BEGIN Data

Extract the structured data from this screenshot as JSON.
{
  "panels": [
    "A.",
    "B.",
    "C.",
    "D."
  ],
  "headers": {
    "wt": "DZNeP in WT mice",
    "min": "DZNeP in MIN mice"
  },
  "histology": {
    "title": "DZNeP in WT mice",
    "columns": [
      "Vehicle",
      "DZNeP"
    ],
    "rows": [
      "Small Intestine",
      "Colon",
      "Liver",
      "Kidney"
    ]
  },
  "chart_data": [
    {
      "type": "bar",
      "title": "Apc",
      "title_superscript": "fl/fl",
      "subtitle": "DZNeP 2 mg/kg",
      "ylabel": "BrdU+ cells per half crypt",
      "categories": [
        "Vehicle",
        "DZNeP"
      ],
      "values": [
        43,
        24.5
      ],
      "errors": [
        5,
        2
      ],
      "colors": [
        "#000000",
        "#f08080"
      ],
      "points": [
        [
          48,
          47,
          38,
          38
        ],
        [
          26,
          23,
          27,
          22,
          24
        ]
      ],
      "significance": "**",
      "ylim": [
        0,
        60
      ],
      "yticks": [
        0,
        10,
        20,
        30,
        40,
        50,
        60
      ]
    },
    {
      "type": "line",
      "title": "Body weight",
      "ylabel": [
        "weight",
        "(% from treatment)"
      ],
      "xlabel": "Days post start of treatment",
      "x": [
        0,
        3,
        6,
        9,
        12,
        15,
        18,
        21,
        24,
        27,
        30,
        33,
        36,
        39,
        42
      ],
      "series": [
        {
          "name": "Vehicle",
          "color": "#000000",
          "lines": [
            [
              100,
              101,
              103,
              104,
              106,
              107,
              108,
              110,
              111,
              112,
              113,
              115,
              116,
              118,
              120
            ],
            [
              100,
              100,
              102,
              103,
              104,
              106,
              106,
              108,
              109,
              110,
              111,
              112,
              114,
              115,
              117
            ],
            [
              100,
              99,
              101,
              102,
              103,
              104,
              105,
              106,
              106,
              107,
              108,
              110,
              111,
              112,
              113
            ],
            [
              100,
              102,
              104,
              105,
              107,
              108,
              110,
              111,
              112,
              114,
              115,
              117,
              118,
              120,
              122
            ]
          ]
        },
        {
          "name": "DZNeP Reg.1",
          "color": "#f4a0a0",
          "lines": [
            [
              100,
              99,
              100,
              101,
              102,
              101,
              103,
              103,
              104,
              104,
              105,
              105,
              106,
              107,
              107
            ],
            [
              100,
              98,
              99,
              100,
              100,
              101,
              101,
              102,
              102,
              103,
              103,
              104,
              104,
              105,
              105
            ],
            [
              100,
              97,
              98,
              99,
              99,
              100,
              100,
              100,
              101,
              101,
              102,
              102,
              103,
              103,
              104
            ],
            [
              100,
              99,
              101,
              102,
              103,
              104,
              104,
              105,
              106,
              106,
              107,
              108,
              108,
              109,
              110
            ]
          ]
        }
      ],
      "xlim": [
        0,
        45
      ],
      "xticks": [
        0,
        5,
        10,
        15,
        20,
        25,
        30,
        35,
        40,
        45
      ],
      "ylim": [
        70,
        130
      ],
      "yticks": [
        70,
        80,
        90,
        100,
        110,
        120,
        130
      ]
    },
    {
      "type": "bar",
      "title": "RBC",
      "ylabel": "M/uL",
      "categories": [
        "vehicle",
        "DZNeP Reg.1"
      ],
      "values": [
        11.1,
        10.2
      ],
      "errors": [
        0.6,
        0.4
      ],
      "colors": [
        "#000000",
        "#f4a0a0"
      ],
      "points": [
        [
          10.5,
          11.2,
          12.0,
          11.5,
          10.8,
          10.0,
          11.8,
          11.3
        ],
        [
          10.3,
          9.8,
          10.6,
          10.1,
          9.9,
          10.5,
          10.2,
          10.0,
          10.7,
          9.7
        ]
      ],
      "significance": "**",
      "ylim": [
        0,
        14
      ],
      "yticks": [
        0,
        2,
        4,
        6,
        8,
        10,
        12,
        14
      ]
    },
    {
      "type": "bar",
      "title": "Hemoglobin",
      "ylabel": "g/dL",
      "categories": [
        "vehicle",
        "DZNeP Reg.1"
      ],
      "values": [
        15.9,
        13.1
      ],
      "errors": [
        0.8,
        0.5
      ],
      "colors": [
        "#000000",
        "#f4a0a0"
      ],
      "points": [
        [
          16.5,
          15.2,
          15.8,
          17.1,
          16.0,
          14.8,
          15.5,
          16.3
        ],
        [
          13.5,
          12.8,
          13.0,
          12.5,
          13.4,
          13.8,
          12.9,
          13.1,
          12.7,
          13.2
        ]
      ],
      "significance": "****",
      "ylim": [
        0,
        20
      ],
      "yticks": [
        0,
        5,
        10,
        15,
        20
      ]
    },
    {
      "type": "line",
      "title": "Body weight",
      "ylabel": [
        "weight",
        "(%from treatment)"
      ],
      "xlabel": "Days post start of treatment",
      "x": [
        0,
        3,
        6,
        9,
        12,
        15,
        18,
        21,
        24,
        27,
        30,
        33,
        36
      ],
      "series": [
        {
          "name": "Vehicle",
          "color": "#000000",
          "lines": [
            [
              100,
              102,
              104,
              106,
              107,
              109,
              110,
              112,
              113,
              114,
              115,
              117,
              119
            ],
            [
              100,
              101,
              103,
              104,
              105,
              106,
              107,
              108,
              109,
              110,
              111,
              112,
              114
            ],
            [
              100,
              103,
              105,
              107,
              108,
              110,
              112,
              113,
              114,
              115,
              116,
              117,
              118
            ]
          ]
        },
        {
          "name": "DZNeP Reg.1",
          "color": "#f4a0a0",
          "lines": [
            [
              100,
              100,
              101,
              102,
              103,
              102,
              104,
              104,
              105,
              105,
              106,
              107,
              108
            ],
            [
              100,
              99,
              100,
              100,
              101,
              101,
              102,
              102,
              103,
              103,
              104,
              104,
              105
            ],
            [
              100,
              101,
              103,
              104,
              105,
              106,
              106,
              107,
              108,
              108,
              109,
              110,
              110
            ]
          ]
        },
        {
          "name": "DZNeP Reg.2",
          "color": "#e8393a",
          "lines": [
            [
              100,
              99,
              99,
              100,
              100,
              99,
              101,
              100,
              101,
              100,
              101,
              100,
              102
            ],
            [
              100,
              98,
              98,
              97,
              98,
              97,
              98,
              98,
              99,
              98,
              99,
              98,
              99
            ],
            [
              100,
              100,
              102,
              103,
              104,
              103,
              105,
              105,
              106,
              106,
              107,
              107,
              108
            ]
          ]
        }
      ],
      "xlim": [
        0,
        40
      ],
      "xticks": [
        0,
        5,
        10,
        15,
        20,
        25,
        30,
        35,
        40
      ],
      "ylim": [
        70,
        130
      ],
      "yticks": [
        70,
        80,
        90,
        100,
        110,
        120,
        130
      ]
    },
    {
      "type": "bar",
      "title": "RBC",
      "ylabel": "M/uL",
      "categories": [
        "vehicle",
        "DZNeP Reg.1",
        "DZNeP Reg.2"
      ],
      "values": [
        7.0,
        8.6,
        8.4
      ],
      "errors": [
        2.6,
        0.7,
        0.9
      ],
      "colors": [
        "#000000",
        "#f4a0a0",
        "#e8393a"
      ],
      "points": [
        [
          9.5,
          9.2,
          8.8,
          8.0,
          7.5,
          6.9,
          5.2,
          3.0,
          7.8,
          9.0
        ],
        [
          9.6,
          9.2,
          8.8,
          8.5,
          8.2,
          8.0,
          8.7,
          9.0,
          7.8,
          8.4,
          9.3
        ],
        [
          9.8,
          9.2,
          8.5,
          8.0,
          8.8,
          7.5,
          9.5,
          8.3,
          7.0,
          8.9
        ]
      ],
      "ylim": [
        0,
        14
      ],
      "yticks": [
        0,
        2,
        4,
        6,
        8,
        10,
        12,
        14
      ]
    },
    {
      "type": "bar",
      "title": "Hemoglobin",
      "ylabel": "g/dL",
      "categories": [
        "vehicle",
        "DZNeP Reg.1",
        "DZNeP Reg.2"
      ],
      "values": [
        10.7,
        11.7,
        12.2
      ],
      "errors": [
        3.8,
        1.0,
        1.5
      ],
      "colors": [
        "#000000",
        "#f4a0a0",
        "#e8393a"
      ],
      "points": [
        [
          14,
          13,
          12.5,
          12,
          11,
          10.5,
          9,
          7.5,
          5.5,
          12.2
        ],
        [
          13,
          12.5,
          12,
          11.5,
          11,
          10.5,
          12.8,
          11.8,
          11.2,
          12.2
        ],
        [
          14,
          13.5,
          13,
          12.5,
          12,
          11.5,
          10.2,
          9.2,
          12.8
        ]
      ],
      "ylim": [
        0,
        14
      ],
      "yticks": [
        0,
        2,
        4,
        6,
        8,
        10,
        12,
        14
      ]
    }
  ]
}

END Data

Exercise aim:
In the entries above, locate every line with the word "mice" and copy it.

Problem solution:
    "wt": "DZNeP in WT mice",
    "min": "DZNeP in MIN mice"
    "title": "DZNeP in WT mice",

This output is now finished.